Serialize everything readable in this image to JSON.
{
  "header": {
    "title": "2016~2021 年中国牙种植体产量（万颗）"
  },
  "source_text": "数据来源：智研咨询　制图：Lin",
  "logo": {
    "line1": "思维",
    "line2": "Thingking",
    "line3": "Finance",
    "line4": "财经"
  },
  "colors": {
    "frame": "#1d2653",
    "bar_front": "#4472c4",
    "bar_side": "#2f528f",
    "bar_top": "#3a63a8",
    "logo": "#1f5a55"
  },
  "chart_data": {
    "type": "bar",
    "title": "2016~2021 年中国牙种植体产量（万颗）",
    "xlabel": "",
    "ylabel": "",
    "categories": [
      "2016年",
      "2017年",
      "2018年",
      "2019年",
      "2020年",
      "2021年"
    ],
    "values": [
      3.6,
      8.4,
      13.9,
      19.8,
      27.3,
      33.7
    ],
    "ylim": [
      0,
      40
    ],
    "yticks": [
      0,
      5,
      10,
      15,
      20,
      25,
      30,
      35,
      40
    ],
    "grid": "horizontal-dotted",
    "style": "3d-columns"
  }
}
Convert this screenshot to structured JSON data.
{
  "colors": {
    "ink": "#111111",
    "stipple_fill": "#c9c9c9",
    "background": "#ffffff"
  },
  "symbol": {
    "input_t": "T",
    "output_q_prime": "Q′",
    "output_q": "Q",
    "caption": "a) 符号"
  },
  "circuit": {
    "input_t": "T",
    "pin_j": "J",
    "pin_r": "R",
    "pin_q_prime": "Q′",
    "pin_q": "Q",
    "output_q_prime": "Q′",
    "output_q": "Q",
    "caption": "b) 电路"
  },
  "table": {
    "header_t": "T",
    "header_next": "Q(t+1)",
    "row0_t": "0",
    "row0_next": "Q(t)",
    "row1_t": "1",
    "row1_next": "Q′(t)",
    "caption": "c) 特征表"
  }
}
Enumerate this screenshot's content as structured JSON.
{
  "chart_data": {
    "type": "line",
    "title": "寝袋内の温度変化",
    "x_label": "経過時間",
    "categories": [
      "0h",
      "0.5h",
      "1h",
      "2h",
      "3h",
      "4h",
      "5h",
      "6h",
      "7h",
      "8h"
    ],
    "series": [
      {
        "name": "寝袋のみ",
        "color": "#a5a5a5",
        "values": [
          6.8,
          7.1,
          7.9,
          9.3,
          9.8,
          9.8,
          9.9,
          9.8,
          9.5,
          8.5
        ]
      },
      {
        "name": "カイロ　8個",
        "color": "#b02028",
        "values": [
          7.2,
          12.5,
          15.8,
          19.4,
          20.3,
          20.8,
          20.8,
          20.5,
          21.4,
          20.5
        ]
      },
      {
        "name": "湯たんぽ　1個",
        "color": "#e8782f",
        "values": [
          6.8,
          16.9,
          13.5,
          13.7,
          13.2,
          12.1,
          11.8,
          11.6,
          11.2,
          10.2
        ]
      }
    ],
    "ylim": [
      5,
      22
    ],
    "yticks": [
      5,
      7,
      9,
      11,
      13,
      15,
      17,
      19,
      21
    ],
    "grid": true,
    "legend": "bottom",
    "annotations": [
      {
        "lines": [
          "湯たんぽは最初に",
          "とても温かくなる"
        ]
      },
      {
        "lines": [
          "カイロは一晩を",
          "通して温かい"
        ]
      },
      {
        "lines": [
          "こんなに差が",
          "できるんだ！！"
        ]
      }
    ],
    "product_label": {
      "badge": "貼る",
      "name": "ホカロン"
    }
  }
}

**TASK TO COMPLETE**
For each line of the listing that holds the word "screenshot", show that line.

**EXERCISE RESULT**
Convert this screenshot to structured JSON data.
Enumerate this screenshot's content as structured JSON.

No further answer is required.